What is being asked:
Find the lines that hold the word "this" and return them.

------------------------------------------------------------------------

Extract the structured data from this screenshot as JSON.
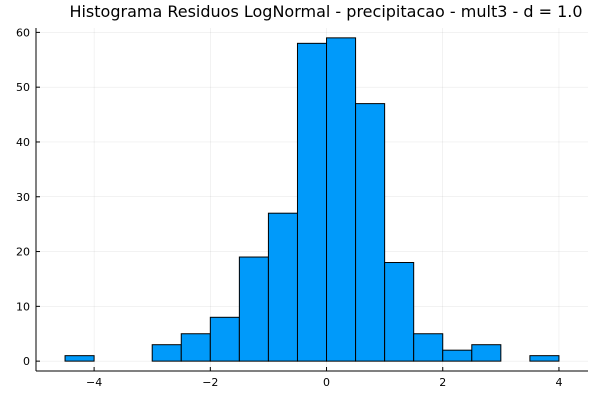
{
  "chart_data": {
    "type": "bar",
    "title": "Histograma Residuos LogNormal - precipitacao - mult3 - d = 1.0",
    "xlabel": "",
    "ylabel": "",
    "bin_edges": [
      -4.5,
      -4.0,
      -3.5,
      -3.0,
      -2.5,
      -2.0,
      -1.5,
      -1.0,
      -0.5,
      0.0,
      0.5,
      1.0,
      1.5,
      2.0,
      2.5,
      3.0,
      3.5,
      4.0
    ],
    "values": [
      1,
      0,
      0,
      3,
      5,
      8,
      19,
      27,
      58,
      59,
      47,
      18,
      5,
      2,
      3,
      0,
      1
    ],
    "xlim": [
      -5.0,
      4.5
    ],
    "ylim": [
      -1.8,
      60.8
    ],
    "x_ticks": [
      -4,
      -2,
      0,
      2,
      4
    ],
    "x_tick_labels": [
      "−4",
      "−2",
      "0",
      "2",
      "4"
    ],
    "y_ticks": [
      0,
      10,
      20,
      30,
      40,
      50,
      60
    ],
    "y_tick_labels": [
      "0",
      "10",
      "20",
      "30",
      "40",
      "50",
      "60"
    ],
    "grid": true,
    "legend": "none",
    "bar_color": "#009AFA"
  }
}
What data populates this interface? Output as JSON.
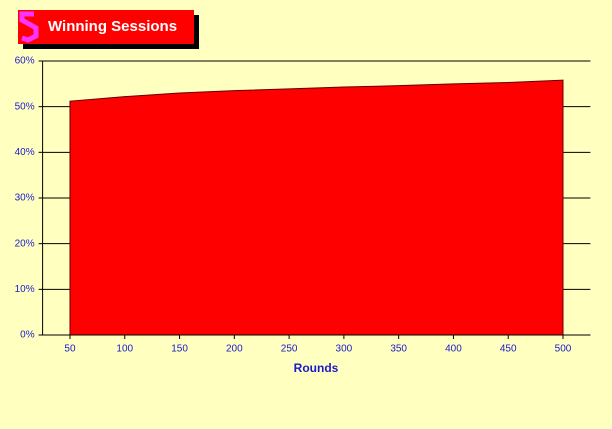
{
  "chart_data": {
    "type": "area",
    "title": "Winning Sessions",
    "x_label": "Rounds",
    "x": [
      50,
      100,
      150,
      200,
      250,
      300,
      350,
      400,
      450,
      500
    ],
    "values": [
      51.2,
      52.2,
      53.0,
      53.5,
      53.9,
      54.3,
      54.6,
      55.0,
      55.3,
      55.8
    ],
    "color": "#ff0000",
    "xlim": [
      25,
      525
    ],
    "xticks": [
      50,
      100,
      150,
      200,
      250,
      300,
      350,
      400,
      450,
      500
    ],
    "ylim": [
      0,
      60
    ],
    "yticks": [
      {
        "value": 0,
        "label": "0%"
      },
      {
        "value": 10,
        "label": "10%"
      },
      {
        "value": 20,
        "label": "20%"
      },
      {
        "value": 30,
        "label": "30%"
      },
      {
        "value": 40,
        "label": "40%"
      },
      {
        "value": 50,
        "label": "50%"
      },
      {
        "value": 60,
        "label": "60%"
      }
    ],
    "grid": true
  }
}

------------------------------------------------------------------------

Written answer:
Extract the structured data from this screenshot as JSON.
What data populates this interface? Output as JSON.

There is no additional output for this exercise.